_What to work on_:
Say how many lines of the listing below contain "Вопросы", giving the number and nothing else.

_Given data_:
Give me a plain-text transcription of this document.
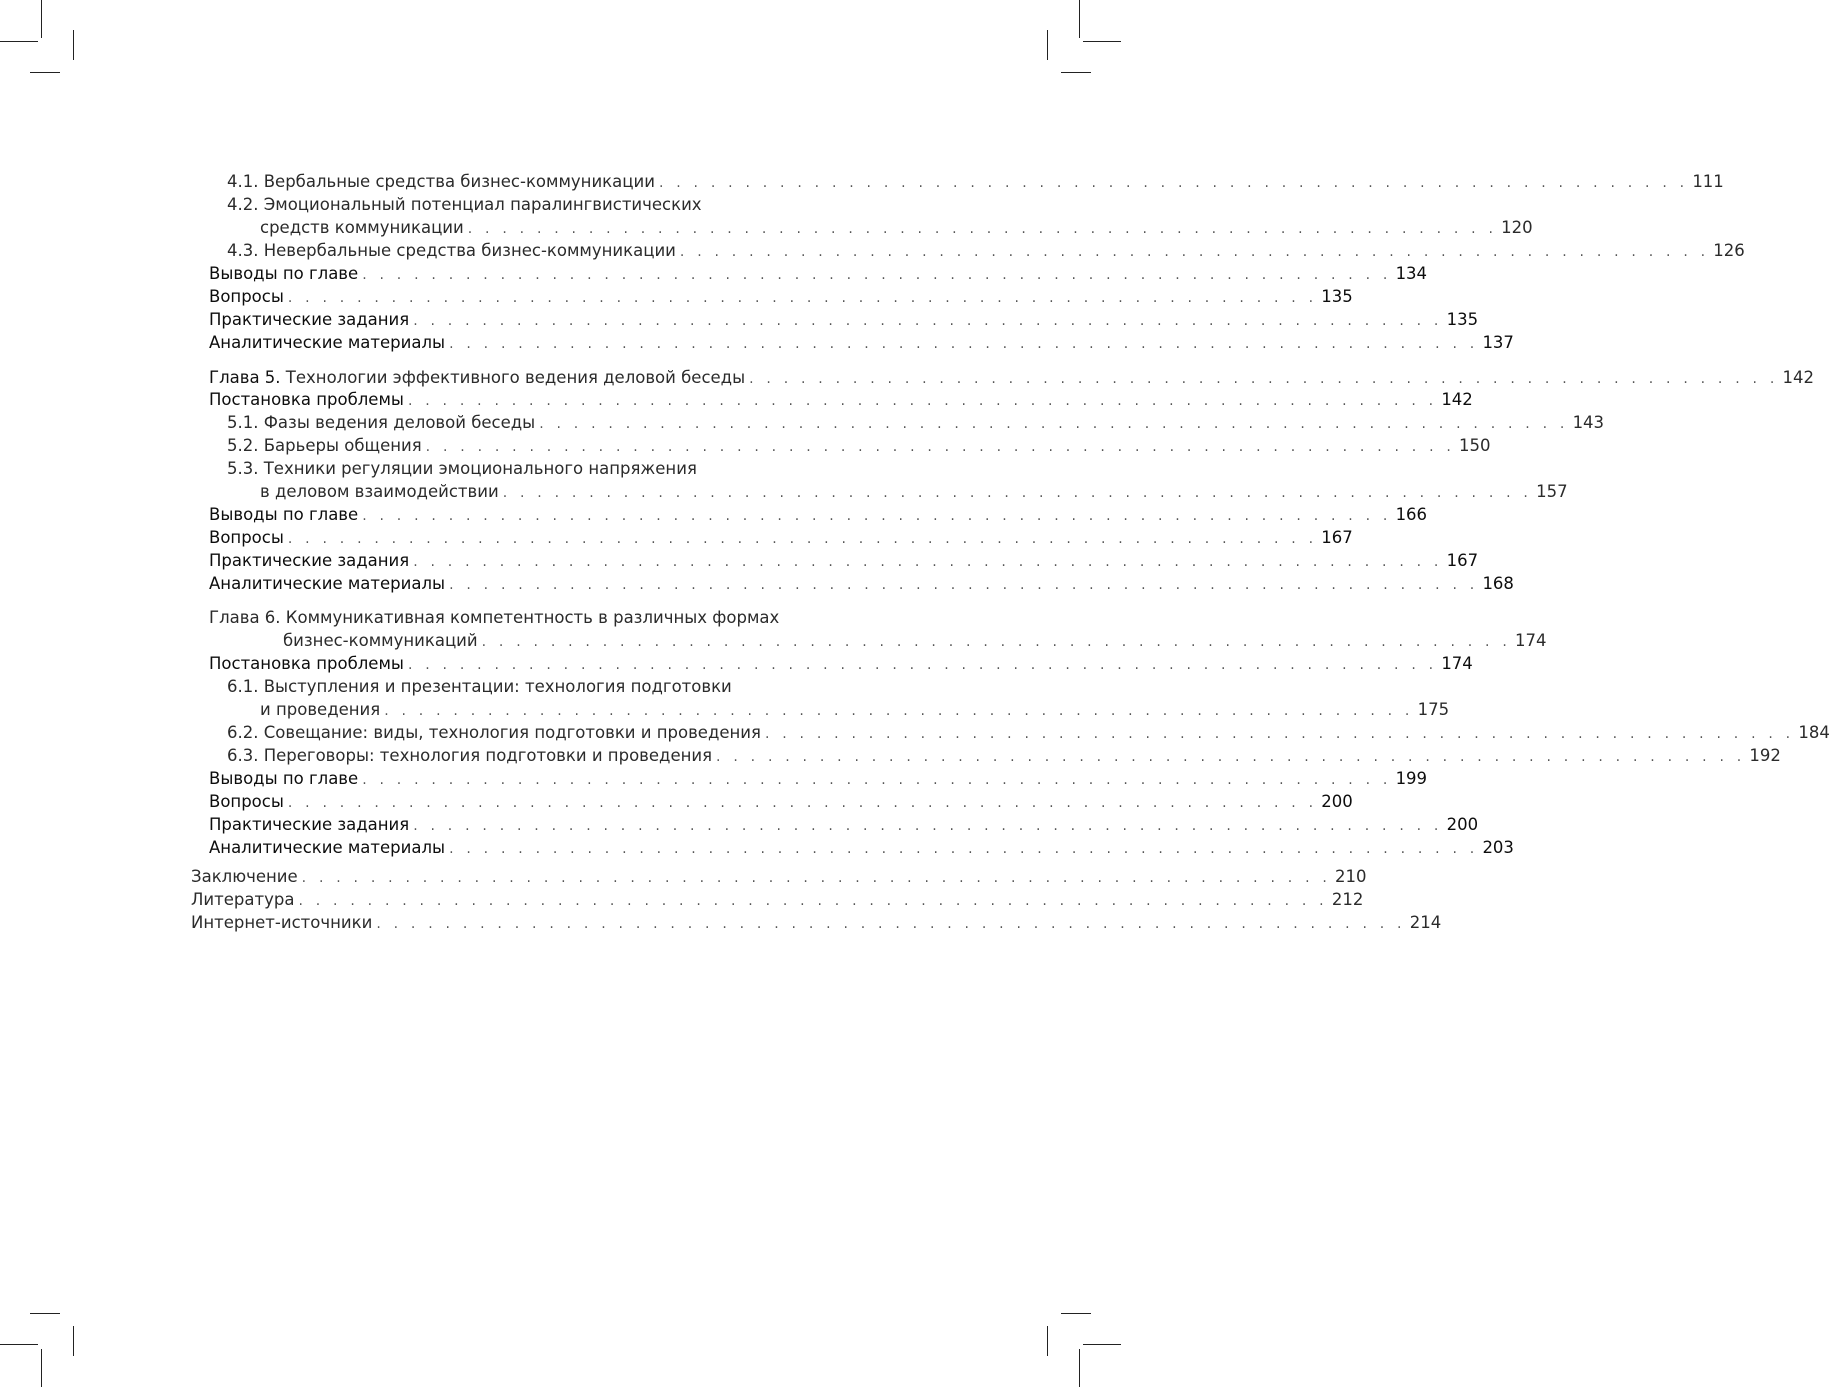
4.1. Вербальные средства бизнес-коммуникации . . . . . . . . . . . . . . . . . . . . . . . . . . . . . . . . . . . . . . . . . . . . . . . . . . . . . . . . . . . . 111
4.2. Эмоциональный потенциал паралингвистических
средств коммуникации . . . . . . . . . . . . . . . . . . . . . . . . . . . . . . . . . . . . . . . . . . . . . . . . . . . . . . . . . . . . 120
4.3. Невербальные средства бизнес-коммуникации . . . . . . . . . . . . . . . . . . . . . . . . . . . . . . . . . . . . . . . . . . . . . . . . . . . . . . . . . . . . 126
Выводы по главе . . . . . . . . . . . . . . . . . . . . . . . . . . . . . . . . . . . . . . . . . . . . . . . . . . . . . . . . . . . . 134
Вопросы . . . . . . . . . . . . . . . . . . . . . . . . . . . . . . . . . . . . . . . . . . . . . . . . . . . . . . . . . . . . 135
Практические задания . . . . . . . . . . . . . . . . . . . . . . . . . . . . . . . . . . . . . . . . . . . . . . . . . . . . . . . . . . . . 135
Аналитические материалы . . . . . . . . . . . . . . . . . . . . . . . . . . . . . . . . . . . . . . . . . . . . . . . . . . . . . . . . . . . . 137
Глава 5. Технологии эффективного ведения деловой беседы . . . . . . . . . . . . . . . . . . . . . . . . . . . . . . . . . . . . . . . . . . . . . . . . . . . . . . . . . . . . 142
Постановка проблемы . . . . . . . . . . . . . . . . . . . . . . . . . . . . . . . . . . . . . . . . . . . . . . . . . . . . . . . . . . . . 142
5.1. Фазы ведения деловой беседы . . . . . . . . . . . . . . . . . . . . . . . . . . . . . . . . . . . . . . . . . . . . . . . . . . . . . . . . . . . . 143
5.2. Барьеры общения . . . . . . . . . . . . . . . . . . . . . . . . . . . . . . . . . . . . . . . . . . . . . . . . . . . . . . . . . . . . 150
5.3. Техники регуляции эмоционального напряжения
в деловом взаимодействии . . . . . . . . . . . . . . . . . . . . . . . . . . . . . . . . . . . . . . . . . . . . . . . . . . . . . . . . . . . . 157
Выводы по главе . . . . . . . . . . . . . . . . . . . . . . . . . . . . . . . . . . . . . . . . . . . . . . . . . . . . . . . . . . . . 166
Вопросы . . . . . . . . . . . . . . . . . . . . . . . . . . . . . . . . . . . . . . . . . . . . . . . . . . . . . . . . . . . . 167
Практические задания . . . . . . . . . . . . . . . . . . . . . . . . . . . . . . . . . . . . . . . . . . . . . . . . . . . . . . . . . . . . 167
Аналитические материалы . . . . . . . . . . . . . . . . . . . . . . . . . . . . . . . . . . . . . . . . . . . . . . . . . . . . . . . . . . . . 168
Глава 6. Коммуникативная компетентность в различных формах
бизнес-коммуникаций . . . . . . . . . . . . . . . . . . . . . . . . . . . . . . . . . . . . . . . . . . . . . . . . . . . . . . . . . . . . 174
Постановка проблемы . . . . . . . . . . . . . . . . . . . . . . . . . . . . . . . . . . . . . . . . . . . . . . . . . . . . . . . . . . . . 174
6.1. Выступления и презентации: технология подготовки
и проведения . . . . . . . . . . . . . . . . . . . . . . . . . . . . . . . . . . . . . . . . . . . . . . . . . . . . . . . . . . . . 175
6.2. Совещание: виды, технология подготовки и проведения . . . . . . . . . . . . . . . . . . . . . . . . . . . . . . . . . . . . . . . . . . . . . . . . . . . . . . . . . . . . 184
6.3. Переговоры: технология подготовки и проведения . . . . . . . . . . . . . . . . . . . . . . . . . . . . . . . . . . . . . . . . . . . . . . . . . . . . . . . . . . . . 192
Выводы по главе . . . . . . . . . . . . . . . . . . . . . . . . . . . . . . . . . . . . . . . . . . . . . . . . . . . . . . . . . . . . 199
Вопросы . . . . . . . . . . . . . . . . . . . . . . . . . . . . . . . . . . . . . . . . . . . . . . . . . . . . . . . . . . . . 200
Практические задания . . . . . . . . . . . . . . . . . . . . . . . . . . . . . . . . . . . . . . . . . . . . . . . . . . . . . . . . . . . . 200
Аналитические материалы . . . . . . . . . . . . . . . . . . . . . . . . . . . . . . . . . . . . . . . . . . . . . . . . . . . . . . . . . . . . 203
Заключение . . . . . . . . . . . . . . . . . . . . . . . . . . . . . . . . . . . . . . . . . . . . . . . . . . . . . . . . . . . . 210
Литература . . . . . . . . . . . . . . . . . . . . . . . . . . . . . . . . . . . . . . . . . . . . . . . . . . . . . . . . . . . . 212
Интернет-источники . . . . . . . . . . . . . . . . . . . . . . . . . . . . . . . . . . . . . . . . . . . . . . . . . . . . . . . . . . . . 214
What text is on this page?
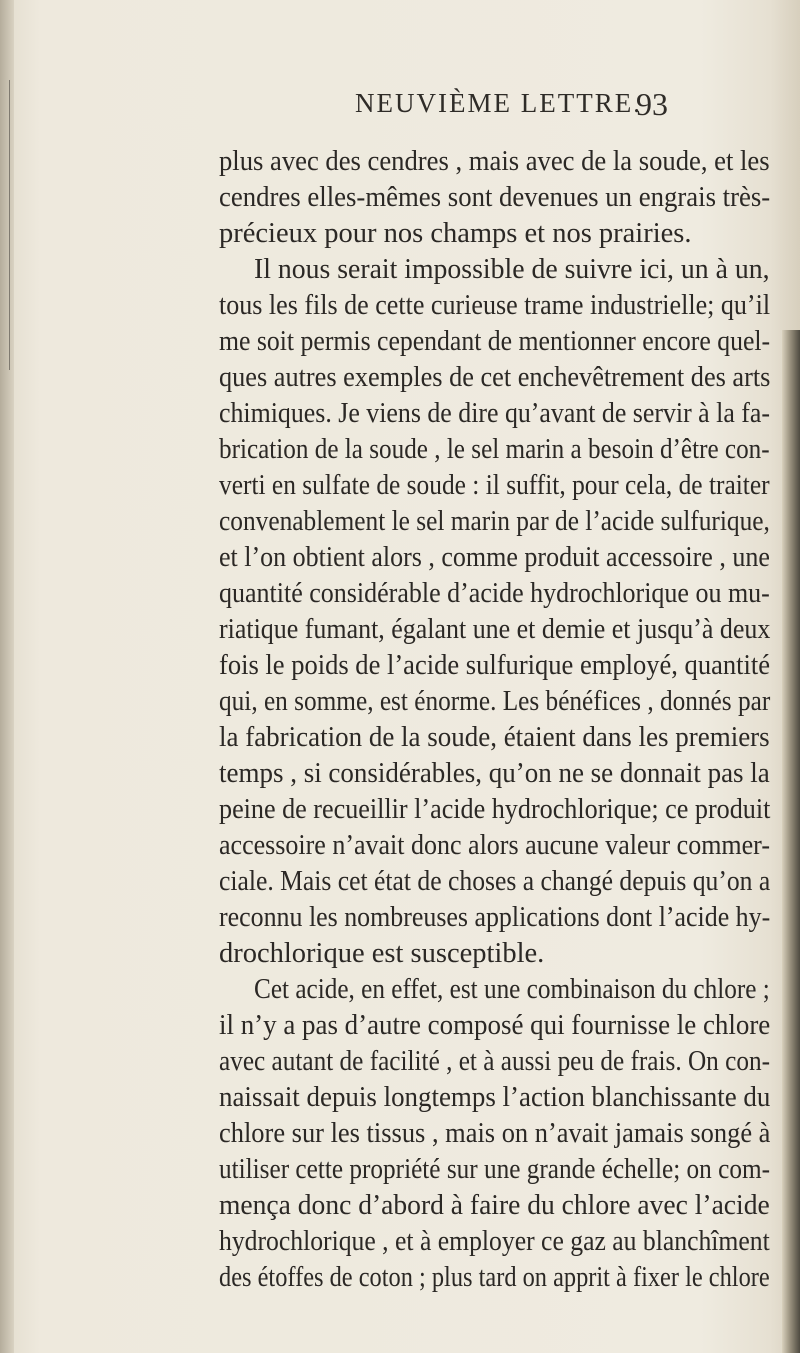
NEUVIÈME LETTRE.
93
plus avec des cendres , mais avec de la soude, et les
cendres elles-mêmes sont devenues un engrais très-
précieux pour nos champs et nos prairies.
Il nous serait impossible de suivre ici, un à un,
tous les fils de cette curieuse trame industrielle; qu’il
me soit permis cependant de mentionner encore quel-
ques autres exemples de cet enchevêtrement des arts
chimiques. Je viens de dire qu’avant de servir à la fa-
brication de la soude , le sel marin a besoin d’être con-
verti en sulfate de soude : il suffit, pour cela, de traiter
convenablement le sel marin par de l’acide sulfurique,
et l’on obtient alors , comme produit accessoire , une
quantité considérable d’acide hydrochlorique ou mu-
riatique fumant, égalant une et demie et jusqu’à deux
fois le poids de l’acide sulfurique employé, quantité
qui, en somme, est énorme. Les bénéfices , donnés par
la fabrication de la soude, étaient dans les premiers
temps , si considérables, qu’on ne se donnait pas la
peine de recueillir l’acide hydrochlorique; ce produit
accessoire n’avait donc alors aucune valeur commer-
ciale. Mais cet état de choses a changé depuis qu’on a
reconnu les nombreuses applications dont l’acide hy-
drochlorique est susceptible.
Cet acide, en effet, est une combinaison du chlore ;
il n’y a pas d’autre composé qui fournisse le chlore
avec autant de facilité , et à aussi peu de frais. On con-
naissait depuis longtemps l’action blanchissante du
chlore sur les tissus , mais on n’avait jamais songé à
utiliser cette propriété sur une grande échelle; on com-
mença donc d’abord à faire du chlore avec l’acide
hydrochlorique , et à employer ce gaz au blanchîment
des étoffes de coton ; plus tard on apprit à fixer le chlore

_Response to this task_:
3